• **AIM**
Copy the records that follow exactly as written, but not their pictures.

>> begin RECORDS PROVIDED

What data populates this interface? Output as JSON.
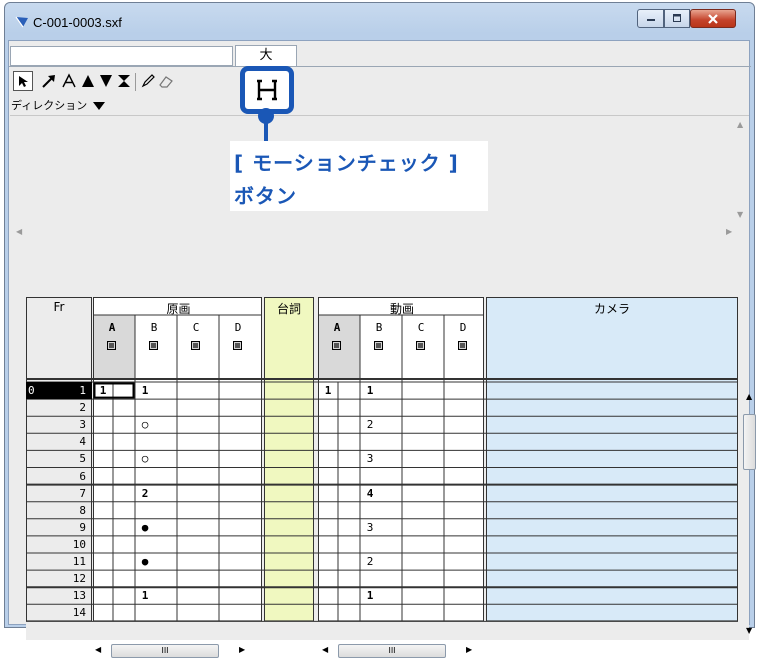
{
  "window": {
    "title": "C-001-0003.sxf"
  },
  "header": {
    "name_value": "",
    "tab_label": "大"
  },
  "toolbar": {
    "direction_label": "ディレクション"
  },
  "callout": {
    "line1": "[ モーションチェック ]",
    "line2": "ボタン"
  },
  "sheet": {
    "fr_label": "Fr",
    "genga_label": "原画",
    "serifu_label": "台詞",
    "douga_label": "動画",
    "camera_label": "カメラ",
    "genga_columns": [
      "A",
      "B",
      "C",
      "D"
    ],
    "douga_columns": [
      "A",
      "B",
      "C",
      "D"
    ],
    "frame_first_prefix": "0",
    "frames": [
      "1",
      "2",
      "3",
      "4",
      "5",
      "6",
      "7",
      "8",
      "9",
      "10",
      "11",
      "12",
      "13",
      "14"
    ],
    "genga_A": [
      "1",
      "",
      "",
      "",
      "",
      "",
      "",
      "",
      "",
      "",
      "",
      "",
      "",
      ""
    ],
    "genga_B": [
      "1",
      "",
      "○",
      "",
      "○",
      "",
      "2",
      "",
      "●",
      "",
      "●",
      "",
      "1",
      ""
    ],
    "douga_A": [
      "1",
      "",
      "",
      "",
      "",
      "",
      "",
      "",
      "",
      "",
      "",
      "",
      "",
      ""
    ],
    "douga_B": [
      "1",
      "",
      "2",
      "",
      "3",
      "",
      "4",
      "",
      "3",
      "",
      "2",
      "",
      "1",
      ""
    ]
  },
  "scrollbar": {
    "grip": "III"
  },
  "colors": {
    "accent_blue": "#1a57b6",
    "serifu_bg": "#f0f8c0",
    "camera_bg": "#d8eaf8"
  }
}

>> end RECORDS PROVIDED

• **EXERCISE OUTPUT**
What data populates this interface? Output as JSON.
{
  "window": {
    "title": "C-001-0003.sxf"
  },
  "header": {
    "name_value": "",
    "tab_label": "大"
  },
  "toolbar": {
    "direction_label": "ディレクション"
  },
  "callout": {
    "line1": "[ モーションチェック ]",
    "line2": "ボタン"
  },
  "sheet": {
    "fr_label": "Fr",
    "genga_label": "原画",
    "serifu_label": "台詞",
    "douga_label": "動画",
    "camera_label": "カメラ",
    "genga_columns": [
      "A",
      "B",
      "C",
      "D"
    ],
    "douga_columns": [
      "A",
      "B",
      "C",
      "D"
    ],
    "frame_first_prefix": "0",
    "frames": [
      "1",
      "2",
      "3",
      "4",
      "5",
      "6",
      "7",
      "8",
      "9",
      "10",
      "11",
      "12",
      "13",
      "14"
    ],
    "genga_A": [
      "1",
      "",
      "",
      "",
      "",
      "",
      "",
      "",
      "",
      "",
      "",
      "",
      "",
      ""
    ],
    "genga_B": [
      "1",
      "",
      "○",
      "",
      "○",
      "",
      "2",
      "",
      "●",
      "",
      "●",
      "",
      "1",
      ""
    ],
    "douga_A": [
      "1",
      "",
      "",
      "",
      "",
      "",
      "",
      "",
      "",
      "",
      "",
      "",
      "",
      ""
    ],
    "douga_B": [
      "1",
      "",
      "2",
      "",
      "3",
      "",
      "4",
      "",
      "3",
      "",
      "2",
      "",
      "1",
      ""
    ]
  },
  "scrollbar": {
    "grip": "III"
  },
  "colors": {
    "accent_blue": "#1a57b6",
    "serifu_bg": "#f0f8c0",
    "camera_bg": "#d8eaf8"
  }
}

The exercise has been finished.